(Saved entries)
--- begin ---

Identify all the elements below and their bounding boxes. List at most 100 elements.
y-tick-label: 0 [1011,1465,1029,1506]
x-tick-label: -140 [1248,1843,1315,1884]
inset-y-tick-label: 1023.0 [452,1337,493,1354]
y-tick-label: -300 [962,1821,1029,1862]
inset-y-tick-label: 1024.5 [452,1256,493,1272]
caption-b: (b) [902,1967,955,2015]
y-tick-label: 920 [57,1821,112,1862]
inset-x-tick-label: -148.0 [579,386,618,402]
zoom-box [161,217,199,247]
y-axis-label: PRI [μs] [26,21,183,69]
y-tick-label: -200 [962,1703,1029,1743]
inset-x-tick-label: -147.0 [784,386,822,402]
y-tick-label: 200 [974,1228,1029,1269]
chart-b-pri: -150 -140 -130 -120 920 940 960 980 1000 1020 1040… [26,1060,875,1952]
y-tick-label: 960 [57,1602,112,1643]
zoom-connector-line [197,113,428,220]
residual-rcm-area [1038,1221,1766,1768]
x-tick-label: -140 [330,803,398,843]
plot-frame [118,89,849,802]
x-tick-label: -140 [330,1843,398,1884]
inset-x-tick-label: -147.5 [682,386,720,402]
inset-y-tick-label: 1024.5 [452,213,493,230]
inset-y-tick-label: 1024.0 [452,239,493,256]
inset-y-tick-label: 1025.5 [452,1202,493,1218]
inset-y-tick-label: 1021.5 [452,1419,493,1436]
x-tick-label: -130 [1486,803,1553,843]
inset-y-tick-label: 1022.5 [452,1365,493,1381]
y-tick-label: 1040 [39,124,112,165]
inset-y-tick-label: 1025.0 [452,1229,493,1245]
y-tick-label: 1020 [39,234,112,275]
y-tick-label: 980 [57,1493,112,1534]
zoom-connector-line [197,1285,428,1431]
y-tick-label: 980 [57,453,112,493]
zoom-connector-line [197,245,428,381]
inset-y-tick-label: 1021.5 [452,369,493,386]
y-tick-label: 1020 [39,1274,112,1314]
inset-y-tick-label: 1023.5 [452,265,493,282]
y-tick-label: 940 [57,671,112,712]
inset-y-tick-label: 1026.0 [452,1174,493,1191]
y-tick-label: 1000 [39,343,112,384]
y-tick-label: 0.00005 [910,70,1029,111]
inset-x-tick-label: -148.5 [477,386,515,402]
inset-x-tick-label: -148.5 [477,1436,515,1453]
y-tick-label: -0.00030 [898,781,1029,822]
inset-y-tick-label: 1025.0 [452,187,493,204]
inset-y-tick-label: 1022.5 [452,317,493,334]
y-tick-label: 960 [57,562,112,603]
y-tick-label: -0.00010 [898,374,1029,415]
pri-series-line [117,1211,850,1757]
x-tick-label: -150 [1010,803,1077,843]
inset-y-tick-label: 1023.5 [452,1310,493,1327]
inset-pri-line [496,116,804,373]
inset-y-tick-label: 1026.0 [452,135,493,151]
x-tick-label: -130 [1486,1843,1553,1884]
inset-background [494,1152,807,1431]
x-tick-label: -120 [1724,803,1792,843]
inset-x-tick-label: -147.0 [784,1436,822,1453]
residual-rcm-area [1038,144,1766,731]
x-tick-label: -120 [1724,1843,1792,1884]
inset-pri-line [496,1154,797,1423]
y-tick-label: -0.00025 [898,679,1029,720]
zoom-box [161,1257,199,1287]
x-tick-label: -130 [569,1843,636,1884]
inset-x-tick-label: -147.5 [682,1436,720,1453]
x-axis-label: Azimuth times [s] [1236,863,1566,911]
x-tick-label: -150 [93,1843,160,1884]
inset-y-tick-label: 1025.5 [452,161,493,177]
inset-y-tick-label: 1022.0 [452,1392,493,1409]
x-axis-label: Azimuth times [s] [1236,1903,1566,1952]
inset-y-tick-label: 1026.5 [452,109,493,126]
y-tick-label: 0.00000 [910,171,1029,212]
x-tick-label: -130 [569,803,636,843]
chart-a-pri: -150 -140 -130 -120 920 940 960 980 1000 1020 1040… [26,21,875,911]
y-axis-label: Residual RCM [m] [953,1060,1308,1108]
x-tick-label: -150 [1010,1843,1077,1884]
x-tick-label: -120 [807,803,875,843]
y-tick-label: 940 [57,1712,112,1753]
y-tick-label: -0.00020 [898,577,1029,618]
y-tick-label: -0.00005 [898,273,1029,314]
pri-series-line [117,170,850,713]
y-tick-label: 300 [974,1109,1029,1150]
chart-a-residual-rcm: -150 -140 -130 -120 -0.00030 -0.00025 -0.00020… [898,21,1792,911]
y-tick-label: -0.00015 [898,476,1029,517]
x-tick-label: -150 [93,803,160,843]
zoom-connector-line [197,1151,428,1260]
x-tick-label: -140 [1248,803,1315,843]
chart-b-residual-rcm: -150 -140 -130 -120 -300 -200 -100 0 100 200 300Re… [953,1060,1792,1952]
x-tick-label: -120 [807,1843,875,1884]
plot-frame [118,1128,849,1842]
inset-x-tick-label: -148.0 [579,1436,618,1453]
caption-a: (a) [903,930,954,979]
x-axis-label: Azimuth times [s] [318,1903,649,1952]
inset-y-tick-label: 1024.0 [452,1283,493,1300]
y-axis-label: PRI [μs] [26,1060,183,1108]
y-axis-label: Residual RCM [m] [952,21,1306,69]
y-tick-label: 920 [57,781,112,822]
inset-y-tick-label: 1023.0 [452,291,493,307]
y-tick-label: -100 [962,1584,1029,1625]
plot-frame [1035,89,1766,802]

--- end ---
--- begin ---

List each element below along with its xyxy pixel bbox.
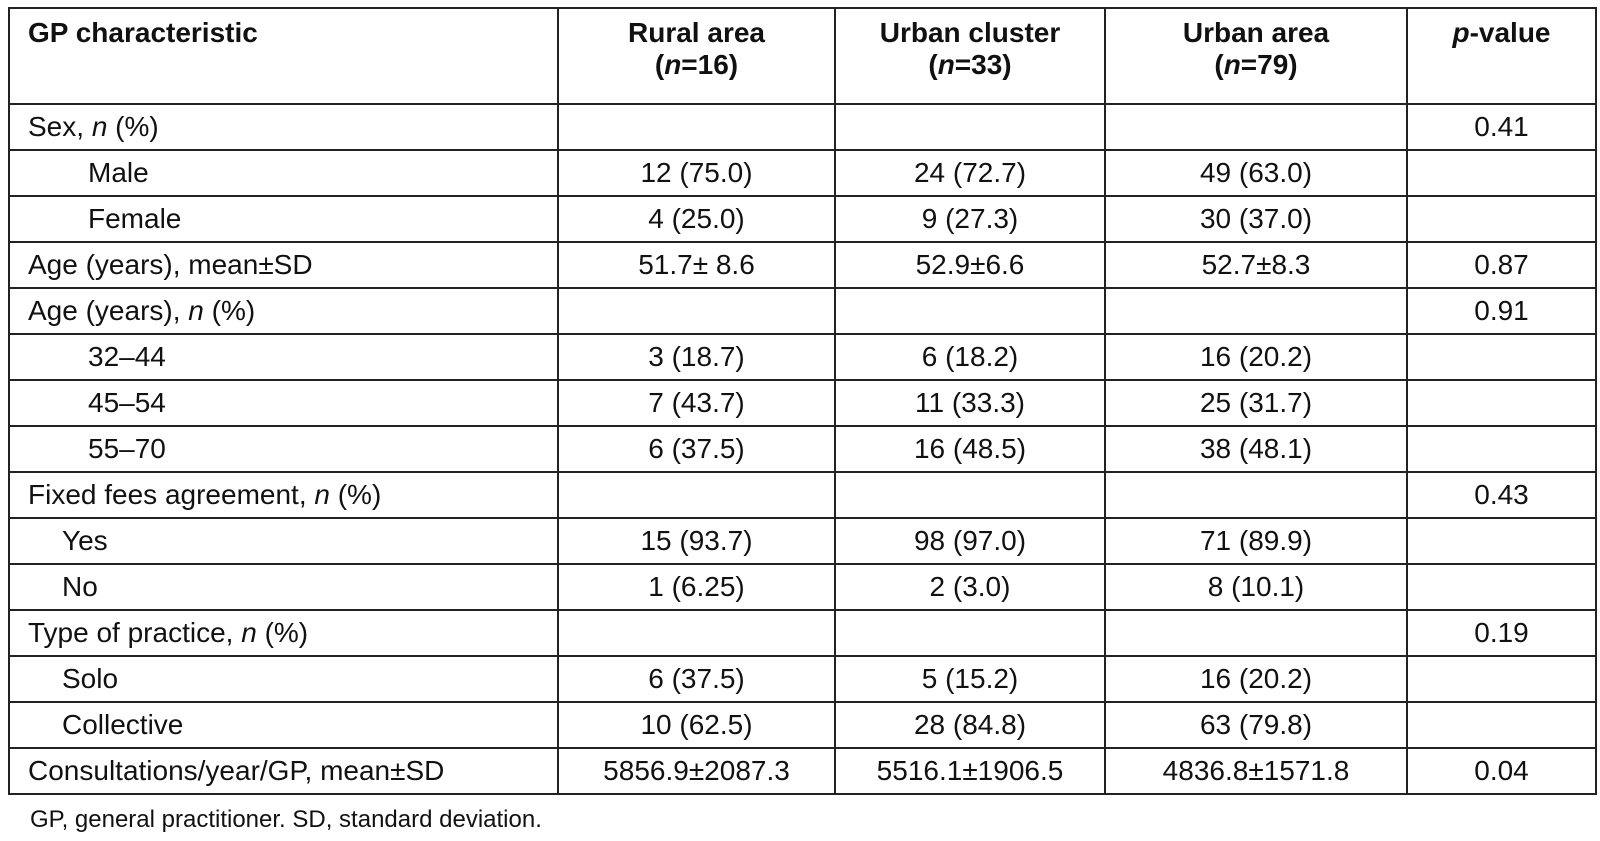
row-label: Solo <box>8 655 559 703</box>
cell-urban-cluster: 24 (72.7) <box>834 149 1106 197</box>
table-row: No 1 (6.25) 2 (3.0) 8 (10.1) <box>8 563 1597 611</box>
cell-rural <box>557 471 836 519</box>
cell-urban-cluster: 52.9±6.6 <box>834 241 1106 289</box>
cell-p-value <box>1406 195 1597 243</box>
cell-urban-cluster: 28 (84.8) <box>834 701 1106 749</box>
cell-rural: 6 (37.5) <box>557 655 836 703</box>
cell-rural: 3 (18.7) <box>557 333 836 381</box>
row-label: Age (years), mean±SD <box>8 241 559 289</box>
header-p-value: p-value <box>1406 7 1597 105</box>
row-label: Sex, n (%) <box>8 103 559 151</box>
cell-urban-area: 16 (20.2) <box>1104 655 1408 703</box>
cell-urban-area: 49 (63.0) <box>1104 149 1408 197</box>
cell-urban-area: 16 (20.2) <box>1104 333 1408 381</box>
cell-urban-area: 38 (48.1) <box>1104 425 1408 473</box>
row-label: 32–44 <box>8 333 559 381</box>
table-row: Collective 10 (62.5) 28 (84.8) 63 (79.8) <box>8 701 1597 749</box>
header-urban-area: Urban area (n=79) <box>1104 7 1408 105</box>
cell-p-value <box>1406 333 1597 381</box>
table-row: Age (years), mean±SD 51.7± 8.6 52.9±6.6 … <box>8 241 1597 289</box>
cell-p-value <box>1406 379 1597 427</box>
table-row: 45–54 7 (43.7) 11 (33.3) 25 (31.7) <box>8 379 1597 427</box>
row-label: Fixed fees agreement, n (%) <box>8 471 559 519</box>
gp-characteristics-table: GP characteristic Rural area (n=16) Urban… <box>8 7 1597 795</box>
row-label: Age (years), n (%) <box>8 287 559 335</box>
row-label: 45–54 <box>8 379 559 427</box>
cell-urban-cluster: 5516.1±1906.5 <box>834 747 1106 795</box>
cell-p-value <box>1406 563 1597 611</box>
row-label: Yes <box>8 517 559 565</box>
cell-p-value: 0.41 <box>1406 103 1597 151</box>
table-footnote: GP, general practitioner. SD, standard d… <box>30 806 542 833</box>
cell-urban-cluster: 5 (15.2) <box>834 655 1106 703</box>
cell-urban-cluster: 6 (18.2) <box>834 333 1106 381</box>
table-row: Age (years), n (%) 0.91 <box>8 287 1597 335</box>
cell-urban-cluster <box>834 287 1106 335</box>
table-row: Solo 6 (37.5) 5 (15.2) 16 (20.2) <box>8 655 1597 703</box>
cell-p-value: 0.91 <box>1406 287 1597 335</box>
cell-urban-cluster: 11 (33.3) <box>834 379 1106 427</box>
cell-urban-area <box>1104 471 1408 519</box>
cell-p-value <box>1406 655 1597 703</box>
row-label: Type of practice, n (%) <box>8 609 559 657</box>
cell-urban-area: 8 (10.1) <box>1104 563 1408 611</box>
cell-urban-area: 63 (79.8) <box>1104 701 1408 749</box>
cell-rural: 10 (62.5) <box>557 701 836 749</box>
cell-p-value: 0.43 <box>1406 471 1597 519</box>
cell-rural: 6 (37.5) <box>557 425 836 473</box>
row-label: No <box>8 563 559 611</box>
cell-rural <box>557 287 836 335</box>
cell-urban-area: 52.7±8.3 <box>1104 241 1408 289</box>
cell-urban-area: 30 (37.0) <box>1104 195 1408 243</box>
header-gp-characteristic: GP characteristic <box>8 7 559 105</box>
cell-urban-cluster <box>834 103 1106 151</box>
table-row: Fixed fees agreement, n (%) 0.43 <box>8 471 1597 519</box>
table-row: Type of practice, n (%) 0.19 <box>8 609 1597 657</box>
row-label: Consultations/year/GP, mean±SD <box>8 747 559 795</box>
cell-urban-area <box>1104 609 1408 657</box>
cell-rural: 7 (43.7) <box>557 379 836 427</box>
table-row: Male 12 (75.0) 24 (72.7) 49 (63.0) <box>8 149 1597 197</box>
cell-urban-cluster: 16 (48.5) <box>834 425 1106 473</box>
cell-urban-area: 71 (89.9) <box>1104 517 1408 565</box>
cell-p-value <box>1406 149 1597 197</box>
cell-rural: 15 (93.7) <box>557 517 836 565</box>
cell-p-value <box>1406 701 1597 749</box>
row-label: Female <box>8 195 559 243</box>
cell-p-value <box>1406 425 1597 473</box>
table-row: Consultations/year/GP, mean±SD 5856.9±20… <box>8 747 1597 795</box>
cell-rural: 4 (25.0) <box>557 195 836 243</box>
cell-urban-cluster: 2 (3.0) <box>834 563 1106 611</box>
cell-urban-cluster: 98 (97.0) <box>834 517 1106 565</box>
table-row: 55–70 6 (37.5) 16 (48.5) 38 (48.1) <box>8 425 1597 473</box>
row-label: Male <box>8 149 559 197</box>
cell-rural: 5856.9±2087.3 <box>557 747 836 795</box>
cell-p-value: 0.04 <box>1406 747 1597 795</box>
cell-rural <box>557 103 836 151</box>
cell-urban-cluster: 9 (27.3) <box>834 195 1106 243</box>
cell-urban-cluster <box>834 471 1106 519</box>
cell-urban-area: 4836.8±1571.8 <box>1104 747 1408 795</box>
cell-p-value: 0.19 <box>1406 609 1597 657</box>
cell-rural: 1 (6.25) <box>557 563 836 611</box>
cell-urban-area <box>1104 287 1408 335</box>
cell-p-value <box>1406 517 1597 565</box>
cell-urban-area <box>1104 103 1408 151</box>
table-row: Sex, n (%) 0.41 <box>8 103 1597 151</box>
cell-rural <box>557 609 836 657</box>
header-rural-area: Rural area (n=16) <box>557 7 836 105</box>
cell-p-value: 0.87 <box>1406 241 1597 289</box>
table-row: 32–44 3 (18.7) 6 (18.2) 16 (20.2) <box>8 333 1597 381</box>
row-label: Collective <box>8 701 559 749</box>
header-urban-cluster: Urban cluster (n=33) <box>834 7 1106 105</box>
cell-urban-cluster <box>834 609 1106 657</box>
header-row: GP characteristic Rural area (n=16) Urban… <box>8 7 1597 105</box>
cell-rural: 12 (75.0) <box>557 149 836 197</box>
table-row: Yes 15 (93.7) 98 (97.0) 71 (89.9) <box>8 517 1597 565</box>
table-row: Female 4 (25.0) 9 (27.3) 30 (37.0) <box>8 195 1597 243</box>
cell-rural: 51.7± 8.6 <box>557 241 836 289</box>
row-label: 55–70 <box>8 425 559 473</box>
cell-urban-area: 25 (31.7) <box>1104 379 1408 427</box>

--- end ---
--- begin ---

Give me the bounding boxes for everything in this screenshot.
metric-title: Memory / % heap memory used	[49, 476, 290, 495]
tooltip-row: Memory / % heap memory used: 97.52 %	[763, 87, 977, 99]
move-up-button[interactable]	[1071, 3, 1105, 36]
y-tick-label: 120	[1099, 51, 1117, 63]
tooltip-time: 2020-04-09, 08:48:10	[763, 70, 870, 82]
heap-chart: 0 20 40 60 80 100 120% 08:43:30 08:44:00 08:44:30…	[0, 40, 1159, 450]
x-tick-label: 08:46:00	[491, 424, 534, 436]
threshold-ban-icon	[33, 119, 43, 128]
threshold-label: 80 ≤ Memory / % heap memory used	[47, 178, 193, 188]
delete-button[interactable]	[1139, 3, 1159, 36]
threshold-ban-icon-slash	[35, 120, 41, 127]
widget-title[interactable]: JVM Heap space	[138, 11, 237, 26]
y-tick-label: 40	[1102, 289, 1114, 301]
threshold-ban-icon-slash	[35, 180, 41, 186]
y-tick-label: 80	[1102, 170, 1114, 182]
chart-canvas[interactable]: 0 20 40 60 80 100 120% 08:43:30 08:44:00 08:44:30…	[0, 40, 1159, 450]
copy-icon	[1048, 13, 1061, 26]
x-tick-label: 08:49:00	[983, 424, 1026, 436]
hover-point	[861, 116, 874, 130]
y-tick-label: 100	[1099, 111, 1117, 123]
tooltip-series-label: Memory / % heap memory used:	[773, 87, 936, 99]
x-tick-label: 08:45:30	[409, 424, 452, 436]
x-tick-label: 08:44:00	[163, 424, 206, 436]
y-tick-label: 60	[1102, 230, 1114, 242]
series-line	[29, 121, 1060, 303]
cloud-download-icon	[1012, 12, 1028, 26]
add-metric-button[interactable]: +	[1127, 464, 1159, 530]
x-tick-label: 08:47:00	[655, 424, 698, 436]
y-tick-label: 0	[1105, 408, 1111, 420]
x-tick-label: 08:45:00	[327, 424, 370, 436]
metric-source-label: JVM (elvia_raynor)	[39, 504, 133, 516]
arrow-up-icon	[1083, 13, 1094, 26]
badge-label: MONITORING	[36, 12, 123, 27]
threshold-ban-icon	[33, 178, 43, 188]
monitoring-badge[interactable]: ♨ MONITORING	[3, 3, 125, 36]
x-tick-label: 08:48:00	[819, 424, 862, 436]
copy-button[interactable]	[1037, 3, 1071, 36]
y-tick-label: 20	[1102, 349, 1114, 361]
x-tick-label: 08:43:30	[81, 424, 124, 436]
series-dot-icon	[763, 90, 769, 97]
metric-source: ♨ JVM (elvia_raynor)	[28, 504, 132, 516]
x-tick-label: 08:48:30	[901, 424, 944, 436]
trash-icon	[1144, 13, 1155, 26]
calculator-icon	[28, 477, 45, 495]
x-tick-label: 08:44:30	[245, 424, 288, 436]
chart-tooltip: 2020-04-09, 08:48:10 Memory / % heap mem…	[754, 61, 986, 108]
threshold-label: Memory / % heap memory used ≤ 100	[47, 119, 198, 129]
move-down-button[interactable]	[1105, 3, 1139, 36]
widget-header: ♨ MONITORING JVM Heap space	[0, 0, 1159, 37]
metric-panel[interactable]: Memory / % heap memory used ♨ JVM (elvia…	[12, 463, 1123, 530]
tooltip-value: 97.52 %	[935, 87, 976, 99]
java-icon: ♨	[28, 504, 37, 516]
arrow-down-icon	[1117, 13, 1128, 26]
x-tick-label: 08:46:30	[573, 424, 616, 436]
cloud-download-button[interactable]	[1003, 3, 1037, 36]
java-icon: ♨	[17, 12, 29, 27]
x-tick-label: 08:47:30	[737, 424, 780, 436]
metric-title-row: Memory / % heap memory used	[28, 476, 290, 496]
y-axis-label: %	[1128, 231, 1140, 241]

--- end ---

Copy out word for word the lines of the records from the line with "Identify all the" to the line with "inset-y-tick-label: 1024.5 [452,1256,493,1272]", including both of those lines.

Identify all the elements below and their bounding boxes. List at most 100 elements.
y-tick-label: 0 [1011,1465,1029,1506]
x-tick-label: -140 [1248,1843,1315,1884]
inset-y-tick-label: 1023.0 [452,1337,493,1354]
y-tick-label: -300 [962,1821,1029,1862]
inset-y-tick-label: 1024.5 [452,1256,493,1272]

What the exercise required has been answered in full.